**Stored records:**

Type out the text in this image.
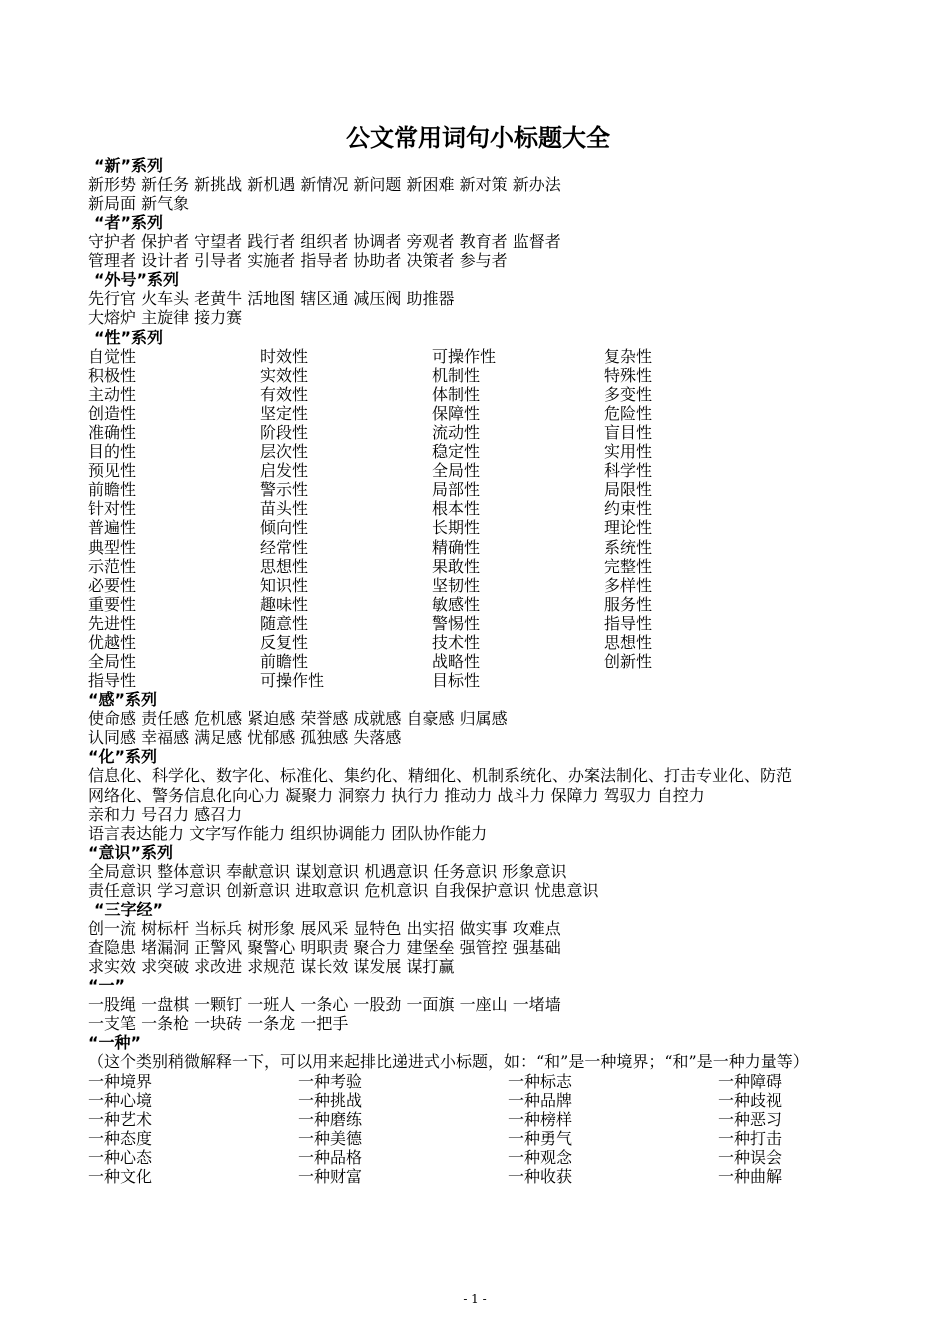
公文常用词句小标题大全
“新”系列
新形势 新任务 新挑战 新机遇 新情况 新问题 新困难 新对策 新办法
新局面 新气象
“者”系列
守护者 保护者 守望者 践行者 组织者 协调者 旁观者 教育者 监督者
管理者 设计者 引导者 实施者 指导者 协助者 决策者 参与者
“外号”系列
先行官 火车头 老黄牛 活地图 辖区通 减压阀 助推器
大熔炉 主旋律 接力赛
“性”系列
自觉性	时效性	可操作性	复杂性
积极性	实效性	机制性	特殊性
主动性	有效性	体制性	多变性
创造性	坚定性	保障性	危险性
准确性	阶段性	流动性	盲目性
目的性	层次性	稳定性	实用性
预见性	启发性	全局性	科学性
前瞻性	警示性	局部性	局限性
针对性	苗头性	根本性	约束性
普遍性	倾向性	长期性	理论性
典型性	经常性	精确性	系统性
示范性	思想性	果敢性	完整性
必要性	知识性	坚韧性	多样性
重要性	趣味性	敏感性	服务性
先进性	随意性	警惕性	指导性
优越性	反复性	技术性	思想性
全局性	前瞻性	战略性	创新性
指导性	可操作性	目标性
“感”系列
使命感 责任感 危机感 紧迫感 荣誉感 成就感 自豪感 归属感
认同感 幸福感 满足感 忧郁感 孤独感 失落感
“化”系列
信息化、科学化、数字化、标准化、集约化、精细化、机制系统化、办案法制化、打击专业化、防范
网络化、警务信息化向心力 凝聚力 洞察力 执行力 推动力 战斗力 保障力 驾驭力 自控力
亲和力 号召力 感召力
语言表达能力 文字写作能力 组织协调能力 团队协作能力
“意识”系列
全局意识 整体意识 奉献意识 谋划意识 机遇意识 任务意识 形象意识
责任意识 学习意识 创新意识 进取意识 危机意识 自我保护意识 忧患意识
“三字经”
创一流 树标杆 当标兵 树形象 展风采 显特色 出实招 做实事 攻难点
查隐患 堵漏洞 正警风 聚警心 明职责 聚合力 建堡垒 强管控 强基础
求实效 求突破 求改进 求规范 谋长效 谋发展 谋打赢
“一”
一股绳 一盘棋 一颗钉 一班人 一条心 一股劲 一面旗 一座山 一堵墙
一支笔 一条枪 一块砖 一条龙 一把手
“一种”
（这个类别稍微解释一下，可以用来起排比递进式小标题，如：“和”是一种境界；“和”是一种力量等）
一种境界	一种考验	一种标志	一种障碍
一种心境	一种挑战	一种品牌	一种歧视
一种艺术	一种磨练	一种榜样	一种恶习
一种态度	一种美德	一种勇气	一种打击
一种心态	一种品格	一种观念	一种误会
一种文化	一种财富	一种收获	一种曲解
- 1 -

---

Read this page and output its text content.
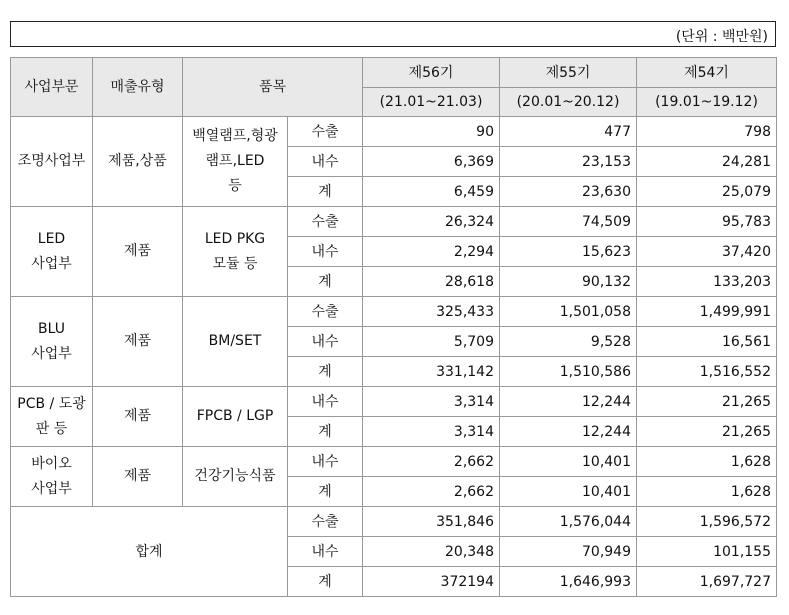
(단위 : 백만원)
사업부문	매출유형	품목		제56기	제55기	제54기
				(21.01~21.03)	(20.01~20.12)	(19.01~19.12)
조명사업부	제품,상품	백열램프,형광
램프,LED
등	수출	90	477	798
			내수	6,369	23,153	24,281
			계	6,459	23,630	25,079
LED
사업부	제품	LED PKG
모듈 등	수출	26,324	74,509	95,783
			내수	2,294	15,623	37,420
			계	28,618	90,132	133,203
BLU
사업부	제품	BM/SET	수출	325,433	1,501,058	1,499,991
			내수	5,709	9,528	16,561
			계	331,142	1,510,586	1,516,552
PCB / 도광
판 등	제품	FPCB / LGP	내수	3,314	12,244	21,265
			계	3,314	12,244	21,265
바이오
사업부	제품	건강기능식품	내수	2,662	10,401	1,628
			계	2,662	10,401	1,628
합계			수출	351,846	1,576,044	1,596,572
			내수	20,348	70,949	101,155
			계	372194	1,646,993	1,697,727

**Task requirements:** Scan the entries above and work out how many lines include the word "text"; the reply is that number alone.

**Output:** 2